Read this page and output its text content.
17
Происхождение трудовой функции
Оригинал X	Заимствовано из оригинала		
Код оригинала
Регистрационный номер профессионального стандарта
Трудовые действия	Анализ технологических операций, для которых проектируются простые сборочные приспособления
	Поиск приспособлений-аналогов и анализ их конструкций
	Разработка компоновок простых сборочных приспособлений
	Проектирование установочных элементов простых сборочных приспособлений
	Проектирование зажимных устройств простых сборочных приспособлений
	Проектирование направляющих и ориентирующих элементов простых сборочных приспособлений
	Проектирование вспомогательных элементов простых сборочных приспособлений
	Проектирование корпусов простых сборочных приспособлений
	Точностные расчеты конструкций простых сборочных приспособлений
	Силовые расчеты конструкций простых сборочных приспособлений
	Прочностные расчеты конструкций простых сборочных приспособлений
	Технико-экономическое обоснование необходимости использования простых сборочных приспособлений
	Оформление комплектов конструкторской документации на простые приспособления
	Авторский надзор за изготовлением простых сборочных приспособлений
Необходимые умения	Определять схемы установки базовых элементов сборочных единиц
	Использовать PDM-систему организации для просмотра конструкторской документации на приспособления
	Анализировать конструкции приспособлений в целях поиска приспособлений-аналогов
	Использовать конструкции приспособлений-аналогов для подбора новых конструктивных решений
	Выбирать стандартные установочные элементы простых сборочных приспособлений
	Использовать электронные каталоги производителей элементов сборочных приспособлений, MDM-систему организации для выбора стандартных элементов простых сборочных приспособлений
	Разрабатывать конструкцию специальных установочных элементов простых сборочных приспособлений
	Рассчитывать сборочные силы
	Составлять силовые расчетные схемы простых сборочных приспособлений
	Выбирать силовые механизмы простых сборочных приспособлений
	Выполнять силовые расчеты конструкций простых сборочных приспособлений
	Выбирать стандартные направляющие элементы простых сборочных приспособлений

⁂

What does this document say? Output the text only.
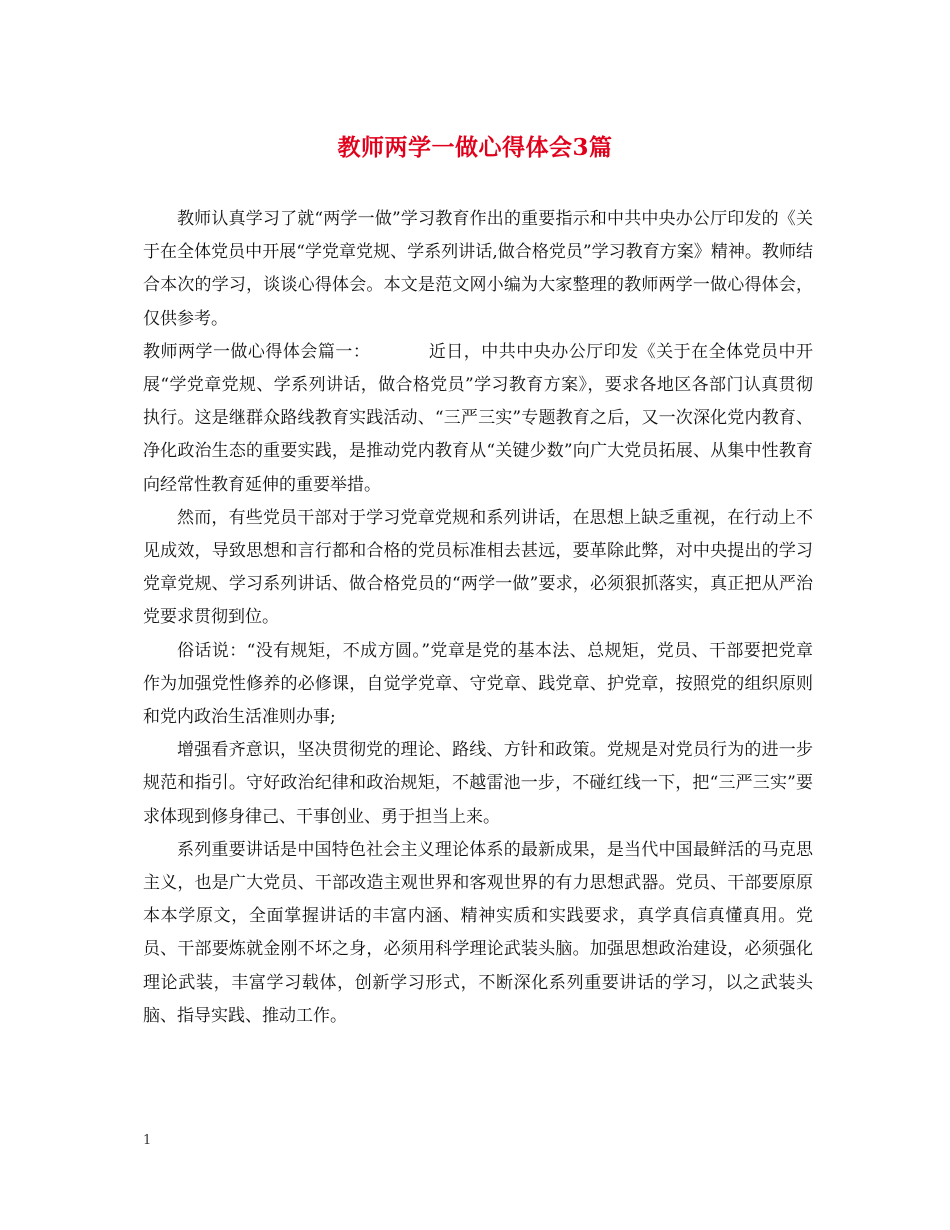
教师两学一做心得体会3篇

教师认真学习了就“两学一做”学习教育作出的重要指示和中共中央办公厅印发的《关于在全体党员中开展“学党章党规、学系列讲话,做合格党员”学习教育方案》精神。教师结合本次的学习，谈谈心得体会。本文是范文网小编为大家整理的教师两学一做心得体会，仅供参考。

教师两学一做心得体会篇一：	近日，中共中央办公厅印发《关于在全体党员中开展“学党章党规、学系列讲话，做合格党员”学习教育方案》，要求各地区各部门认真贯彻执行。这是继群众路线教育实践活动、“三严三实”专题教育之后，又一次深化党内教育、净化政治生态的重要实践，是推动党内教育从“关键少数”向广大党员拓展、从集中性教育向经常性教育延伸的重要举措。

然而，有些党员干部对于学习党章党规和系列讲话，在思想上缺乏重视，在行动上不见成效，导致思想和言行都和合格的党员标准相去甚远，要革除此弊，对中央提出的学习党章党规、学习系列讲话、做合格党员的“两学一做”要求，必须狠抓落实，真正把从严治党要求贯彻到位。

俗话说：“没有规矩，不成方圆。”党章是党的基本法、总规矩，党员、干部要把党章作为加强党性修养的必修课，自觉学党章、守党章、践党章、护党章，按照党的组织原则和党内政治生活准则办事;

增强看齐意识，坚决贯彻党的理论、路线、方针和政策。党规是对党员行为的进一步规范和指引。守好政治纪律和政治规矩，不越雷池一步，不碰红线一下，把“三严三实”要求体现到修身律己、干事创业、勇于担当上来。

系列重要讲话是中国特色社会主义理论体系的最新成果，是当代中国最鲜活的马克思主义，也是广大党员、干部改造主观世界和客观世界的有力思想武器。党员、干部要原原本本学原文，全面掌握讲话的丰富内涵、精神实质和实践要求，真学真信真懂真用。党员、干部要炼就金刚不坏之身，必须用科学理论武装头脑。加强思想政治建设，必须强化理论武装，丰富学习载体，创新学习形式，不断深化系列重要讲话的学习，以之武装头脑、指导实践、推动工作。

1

⁂

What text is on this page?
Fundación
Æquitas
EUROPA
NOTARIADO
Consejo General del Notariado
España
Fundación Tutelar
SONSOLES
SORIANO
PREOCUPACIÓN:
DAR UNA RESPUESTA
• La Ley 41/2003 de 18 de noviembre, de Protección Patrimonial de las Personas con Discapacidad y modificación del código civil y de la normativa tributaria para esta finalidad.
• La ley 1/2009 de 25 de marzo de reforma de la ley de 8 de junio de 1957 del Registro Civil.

⁂

» **SET PROBLEM**:
Gather all lines where the word "элементы" appears.

» **RESULT BELOW**:
	Выбирать стандартные установочные элементы простых сборочных приспособлений
	Выбирать стандартные направляющие элементы простых сборочных приспособлений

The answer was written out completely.